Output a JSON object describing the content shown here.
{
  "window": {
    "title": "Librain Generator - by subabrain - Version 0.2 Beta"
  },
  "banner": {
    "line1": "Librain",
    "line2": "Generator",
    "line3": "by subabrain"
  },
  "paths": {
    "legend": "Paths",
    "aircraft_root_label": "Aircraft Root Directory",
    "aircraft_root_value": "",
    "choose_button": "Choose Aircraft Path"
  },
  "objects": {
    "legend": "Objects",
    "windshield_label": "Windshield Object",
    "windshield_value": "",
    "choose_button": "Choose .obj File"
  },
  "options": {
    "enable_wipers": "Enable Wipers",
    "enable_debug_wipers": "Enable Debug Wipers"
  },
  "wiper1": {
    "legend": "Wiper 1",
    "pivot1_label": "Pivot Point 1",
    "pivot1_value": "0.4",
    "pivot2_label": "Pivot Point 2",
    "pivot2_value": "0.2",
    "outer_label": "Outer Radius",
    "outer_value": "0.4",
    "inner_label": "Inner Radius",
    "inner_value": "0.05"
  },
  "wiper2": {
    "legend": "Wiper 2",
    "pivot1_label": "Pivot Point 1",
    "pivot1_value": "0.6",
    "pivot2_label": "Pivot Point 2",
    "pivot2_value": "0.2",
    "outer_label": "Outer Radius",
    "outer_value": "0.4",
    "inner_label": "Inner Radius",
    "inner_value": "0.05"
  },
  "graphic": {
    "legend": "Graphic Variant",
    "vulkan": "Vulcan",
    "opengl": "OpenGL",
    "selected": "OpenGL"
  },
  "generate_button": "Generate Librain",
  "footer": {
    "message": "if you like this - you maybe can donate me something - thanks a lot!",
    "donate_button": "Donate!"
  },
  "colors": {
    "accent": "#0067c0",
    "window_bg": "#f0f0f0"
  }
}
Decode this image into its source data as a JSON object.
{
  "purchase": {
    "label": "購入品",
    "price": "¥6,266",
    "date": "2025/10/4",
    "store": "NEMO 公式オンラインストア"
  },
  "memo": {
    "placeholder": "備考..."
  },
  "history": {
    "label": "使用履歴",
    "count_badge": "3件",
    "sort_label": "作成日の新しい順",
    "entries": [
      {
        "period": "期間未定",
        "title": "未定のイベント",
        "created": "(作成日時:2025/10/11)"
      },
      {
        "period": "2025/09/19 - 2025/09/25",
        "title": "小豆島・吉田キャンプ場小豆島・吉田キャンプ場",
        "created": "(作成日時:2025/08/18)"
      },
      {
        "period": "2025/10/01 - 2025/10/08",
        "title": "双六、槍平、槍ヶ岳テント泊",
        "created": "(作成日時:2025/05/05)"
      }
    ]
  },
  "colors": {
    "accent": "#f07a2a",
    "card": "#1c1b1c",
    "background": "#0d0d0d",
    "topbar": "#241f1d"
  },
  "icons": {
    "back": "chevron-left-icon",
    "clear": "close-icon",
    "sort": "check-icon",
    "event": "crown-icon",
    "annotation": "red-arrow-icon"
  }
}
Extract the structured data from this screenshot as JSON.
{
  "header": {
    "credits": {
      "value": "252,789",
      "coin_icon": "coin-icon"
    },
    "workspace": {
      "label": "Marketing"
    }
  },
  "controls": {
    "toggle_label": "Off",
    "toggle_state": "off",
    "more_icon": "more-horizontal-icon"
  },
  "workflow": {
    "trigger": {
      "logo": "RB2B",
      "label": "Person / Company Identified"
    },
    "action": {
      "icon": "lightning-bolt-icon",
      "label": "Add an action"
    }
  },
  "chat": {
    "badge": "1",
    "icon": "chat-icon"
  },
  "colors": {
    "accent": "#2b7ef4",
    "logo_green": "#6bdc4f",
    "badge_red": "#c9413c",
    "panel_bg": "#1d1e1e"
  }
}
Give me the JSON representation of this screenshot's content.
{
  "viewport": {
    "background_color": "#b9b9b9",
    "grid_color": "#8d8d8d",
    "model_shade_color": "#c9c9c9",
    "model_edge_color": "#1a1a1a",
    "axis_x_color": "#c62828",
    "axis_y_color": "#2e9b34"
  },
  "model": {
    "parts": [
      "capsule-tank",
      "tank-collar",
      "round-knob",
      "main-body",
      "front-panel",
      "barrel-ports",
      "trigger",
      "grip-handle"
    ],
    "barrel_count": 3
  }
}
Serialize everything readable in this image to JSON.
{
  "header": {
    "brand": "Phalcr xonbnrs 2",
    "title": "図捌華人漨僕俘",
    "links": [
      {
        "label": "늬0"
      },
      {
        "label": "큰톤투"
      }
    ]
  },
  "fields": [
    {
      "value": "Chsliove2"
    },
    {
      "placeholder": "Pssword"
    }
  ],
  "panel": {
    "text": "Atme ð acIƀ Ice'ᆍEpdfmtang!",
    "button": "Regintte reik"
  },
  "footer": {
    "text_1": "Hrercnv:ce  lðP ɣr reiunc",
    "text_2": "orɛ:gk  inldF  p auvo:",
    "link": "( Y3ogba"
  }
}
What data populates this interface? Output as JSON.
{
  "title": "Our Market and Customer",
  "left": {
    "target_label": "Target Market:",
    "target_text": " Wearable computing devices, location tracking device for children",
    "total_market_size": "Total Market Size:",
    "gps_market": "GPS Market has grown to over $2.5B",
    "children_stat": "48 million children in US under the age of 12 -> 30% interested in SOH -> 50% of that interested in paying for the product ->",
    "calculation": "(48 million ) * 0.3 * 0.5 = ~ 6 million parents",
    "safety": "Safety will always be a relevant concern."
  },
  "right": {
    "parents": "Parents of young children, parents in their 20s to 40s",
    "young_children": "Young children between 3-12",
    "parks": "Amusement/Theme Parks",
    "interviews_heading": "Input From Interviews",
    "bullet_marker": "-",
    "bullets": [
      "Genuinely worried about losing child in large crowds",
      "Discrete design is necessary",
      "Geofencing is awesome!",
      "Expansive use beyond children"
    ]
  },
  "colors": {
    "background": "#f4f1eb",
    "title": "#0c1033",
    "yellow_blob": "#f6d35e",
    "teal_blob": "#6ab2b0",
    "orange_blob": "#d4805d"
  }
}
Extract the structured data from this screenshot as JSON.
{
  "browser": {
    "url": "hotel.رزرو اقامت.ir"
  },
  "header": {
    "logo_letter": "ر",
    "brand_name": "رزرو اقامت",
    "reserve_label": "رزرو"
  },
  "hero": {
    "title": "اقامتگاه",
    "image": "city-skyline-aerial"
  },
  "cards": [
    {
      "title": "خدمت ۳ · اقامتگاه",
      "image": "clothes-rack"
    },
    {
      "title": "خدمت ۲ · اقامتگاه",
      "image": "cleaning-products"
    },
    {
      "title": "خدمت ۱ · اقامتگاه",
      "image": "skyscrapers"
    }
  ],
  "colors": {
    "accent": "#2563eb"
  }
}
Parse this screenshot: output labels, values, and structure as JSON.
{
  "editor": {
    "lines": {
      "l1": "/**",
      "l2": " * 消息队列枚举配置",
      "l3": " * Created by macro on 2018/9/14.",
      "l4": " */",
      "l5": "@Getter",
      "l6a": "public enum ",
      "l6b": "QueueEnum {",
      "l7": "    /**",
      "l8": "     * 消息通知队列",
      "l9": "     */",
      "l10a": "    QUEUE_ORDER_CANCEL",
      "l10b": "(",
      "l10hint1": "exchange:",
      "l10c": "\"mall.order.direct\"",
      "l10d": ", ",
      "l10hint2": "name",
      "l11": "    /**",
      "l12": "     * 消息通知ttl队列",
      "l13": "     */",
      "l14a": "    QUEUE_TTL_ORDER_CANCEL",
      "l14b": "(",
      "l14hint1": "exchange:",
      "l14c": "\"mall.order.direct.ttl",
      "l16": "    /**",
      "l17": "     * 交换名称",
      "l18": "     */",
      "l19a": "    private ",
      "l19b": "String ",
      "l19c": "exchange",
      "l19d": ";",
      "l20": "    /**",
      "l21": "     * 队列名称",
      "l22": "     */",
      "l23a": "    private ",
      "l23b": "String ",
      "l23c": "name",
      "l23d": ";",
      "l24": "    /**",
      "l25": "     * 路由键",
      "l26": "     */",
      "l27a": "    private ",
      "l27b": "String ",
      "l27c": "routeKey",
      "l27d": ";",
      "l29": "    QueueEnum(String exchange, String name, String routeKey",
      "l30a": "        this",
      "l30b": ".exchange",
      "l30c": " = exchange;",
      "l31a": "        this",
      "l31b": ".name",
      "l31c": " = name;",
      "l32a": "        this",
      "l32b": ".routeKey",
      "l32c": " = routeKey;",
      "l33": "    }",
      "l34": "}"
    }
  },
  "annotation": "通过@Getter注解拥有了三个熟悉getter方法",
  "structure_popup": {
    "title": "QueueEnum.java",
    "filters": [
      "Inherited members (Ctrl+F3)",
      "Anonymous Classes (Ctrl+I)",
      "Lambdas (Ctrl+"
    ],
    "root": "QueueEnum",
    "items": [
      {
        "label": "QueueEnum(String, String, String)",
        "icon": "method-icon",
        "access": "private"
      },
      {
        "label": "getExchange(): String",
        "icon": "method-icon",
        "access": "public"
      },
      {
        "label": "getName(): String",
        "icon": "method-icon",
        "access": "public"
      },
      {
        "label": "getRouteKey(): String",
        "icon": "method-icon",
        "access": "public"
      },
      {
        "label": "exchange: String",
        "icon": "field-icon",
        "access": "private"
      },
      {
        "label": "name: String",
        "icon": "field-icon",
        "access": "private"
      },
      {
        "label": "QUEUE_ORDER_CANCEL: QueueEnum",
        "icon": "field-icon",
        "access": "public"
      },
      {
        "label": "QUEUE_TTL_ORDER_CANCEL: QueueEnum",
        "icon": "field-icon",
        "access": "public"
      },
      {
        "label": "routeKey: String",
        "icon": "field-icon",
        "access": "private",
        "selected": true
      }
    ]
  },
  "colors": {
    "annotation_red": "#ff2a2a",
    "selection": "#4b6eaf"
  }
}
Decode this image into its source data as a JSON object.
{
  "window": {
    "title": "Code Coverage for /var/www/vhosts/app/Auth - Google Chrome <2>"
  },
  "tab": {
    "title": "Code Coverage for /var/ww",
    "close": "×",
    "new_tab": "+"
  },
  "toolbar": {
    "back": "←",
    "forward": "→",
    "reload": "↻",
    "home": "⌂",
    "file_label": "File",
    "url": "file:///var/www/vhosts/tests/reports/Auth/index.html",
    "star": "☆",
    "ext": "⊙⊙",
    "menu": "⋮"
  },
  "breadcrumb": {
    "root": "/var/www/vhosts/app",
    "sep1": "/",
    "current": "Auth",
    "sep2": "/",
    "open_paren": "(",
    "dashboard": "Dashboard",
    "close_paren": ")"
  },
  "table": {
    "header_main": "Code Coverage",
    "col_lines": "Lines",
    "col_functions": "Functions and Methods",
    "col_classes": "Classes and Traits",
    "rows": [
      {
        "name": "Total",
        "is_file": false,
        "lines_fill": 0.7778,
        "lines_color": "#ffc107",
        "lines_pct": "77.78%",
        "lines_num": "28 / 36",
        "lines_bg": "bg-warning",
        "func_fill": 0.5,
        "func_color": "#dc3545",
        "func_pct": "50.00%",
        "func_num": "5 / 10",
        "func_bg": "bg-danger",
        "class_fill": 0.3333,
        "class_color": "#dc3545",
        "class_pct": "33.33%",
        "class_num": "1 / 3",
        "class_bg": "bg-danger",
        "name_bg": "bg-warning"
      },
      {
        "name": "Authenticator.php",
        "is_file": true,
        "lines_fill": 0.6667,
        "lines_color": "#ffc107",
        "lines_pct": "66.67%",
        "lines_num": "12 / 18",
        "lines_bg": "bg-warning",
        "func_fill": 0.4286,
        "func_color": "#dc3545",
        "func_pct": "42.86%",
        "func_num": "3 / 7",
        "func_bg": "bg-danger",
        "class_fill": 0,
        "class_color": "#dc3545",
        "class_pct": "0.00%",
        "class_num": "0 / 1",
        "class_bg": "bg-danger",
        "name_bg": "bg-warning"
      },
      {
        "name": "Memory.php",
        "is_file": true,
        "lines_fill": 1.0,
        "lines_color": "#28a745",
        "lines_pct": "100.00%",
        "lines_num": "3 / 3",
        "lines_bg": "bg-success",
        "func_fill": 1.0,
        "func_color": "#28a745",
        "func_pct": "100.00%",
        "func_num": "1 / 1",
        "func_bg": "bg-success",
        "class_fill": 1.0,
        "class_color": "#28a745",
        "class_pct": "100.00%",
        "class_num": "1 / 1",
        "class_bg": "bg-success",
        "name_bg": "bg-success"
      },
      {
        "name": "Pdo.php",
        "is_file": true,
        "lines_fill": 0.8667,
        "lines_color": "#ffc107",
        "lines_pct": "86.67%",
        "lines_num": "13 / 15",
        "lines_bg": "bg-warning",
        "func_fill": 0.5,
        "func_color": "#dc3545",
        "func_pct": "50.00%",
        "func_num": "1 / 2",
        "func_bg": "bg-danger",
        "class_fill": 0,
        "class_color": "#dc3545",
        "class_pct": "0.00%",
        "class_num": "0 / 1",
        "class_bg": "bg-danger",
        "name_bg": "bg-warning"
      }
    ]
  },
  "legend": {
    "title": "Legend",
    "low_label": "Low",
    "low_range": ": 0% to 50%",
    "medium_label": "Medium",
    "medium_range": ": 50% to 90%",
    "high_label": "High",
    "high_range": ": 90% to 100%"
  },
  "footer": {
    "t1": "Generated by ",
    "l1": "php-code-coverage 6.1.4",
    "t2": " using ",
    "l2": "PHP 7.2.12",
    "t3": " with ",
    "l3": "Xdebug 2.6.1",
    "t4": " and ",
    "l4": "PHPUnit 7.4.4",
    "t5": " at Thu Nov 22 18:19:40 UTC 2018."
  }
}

• • • • • • •

DESCRIPTION OF THE TASK:
Copy out every line from the data above that has "خدمت" in it.

RIGHT ANSWER:
      "title": "خدمت ۳ · اقامتگاه",
      "title": "خدمت ۲ · اقامتگاه",
      "title": "خدمت ۱ · اقامتگاه",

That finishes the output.